Material supplied ::
______________________________
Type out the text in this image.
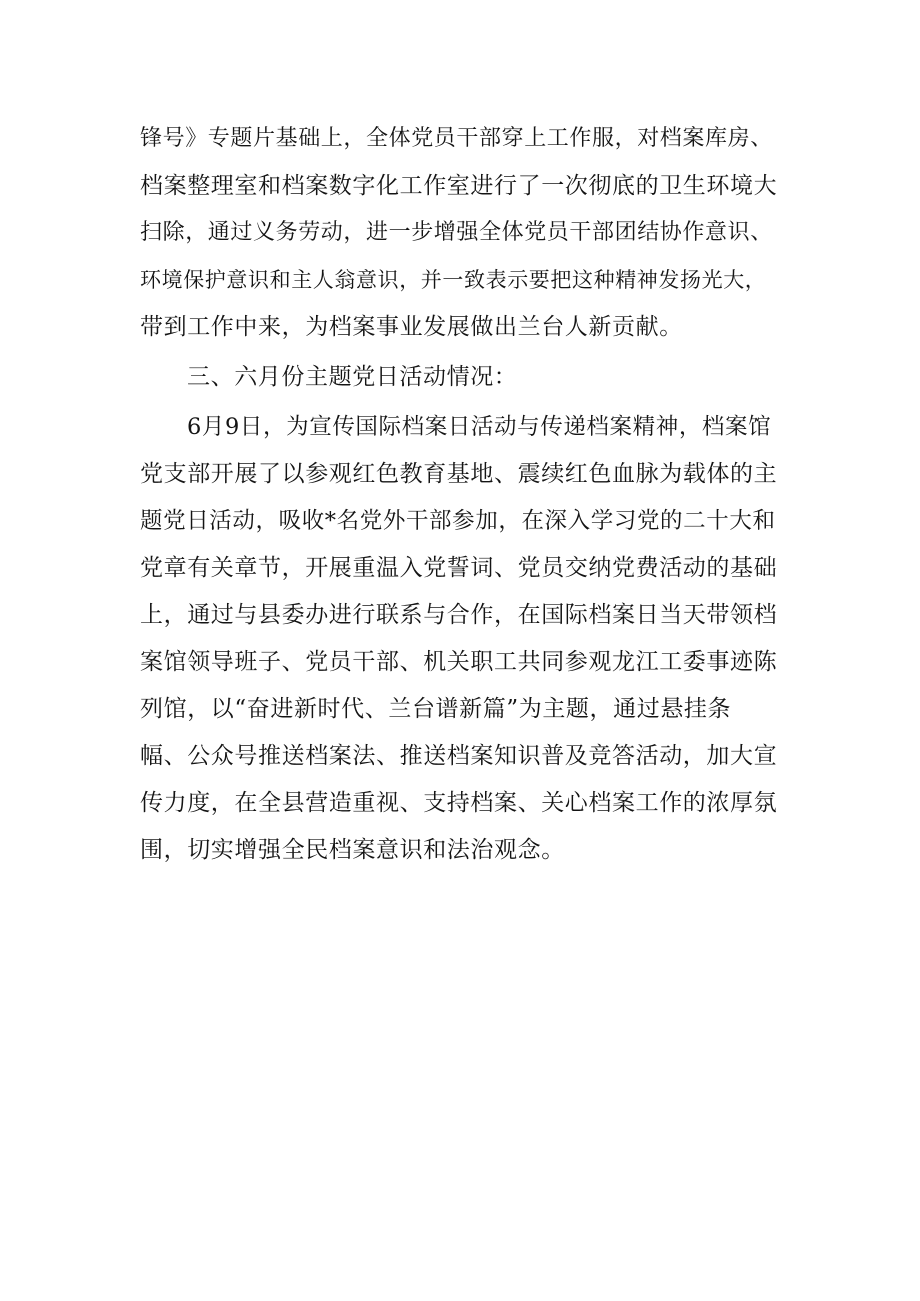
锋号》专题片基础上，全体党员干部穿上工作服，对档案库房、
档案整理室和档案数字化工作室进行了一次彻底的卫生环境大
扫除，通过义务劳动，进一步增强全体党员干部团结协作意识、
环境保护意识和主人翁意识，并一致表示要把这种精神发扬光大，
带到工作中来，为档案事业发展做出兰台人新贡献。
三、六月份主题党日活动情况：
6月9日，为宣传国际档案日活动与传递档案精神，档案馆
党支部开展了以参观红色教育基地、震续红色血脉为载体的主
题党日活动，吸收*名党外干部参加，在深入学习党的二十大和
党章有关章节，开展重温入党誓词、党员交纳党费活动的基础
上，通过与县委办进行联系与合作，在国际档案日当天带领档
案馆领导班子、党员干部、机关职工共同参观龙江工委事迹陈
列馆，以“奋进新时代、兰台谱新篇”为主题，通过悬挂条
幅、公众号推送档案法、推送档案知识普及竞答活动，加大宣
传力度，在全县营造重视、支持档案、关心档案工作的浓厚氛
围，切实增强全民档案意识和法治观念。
______________________________
Set exercise ::
Leave the pictures out, and transcribe each of the records exactly.

Result of the exercise ::
Type out the text in this image.
锋号》专题片基础上，全体党员干部穿上工作服，对档案库房、
档案整理室和档案数字化工作室进行了一次彻底的卫生环境大
扫除，通过义务劳动，进一步增强全体党员干部团结协作意识、
环境保护意识和主人翁意识，并一致表示要把这种精神发扬光大，
带到工作中来，为档案事业发展做出兰台人新贡献。
三、六月份主题党日活动情况：
6月9日，为宣传国际档案日活动与传递档案精神，档案馆
党支部开展了以参观红色教育基地、震续红色血脉为载体的主
题党日活动，吸收*名党外干部参加，在深入学习党的二十大和
党章有关章节，开展重温入党誓词、党员交纳党费活动的基础
上，通过与县委办进行联系与合作，在国际档案日当天带领档
案馆领导班子、党员干部、机关职工共同参观龙江工委事迹陈
列馆，以“奋进新时代、兰台谱新篇”为主题，通过悬挂条
幅、公众号推送档案法、推送档案知识普及竞答活动，加大宣
传力度，在全县营造重视、支持档案、关心档案工作的浓厚氛
围，切实增强全民档案意识和法治观念。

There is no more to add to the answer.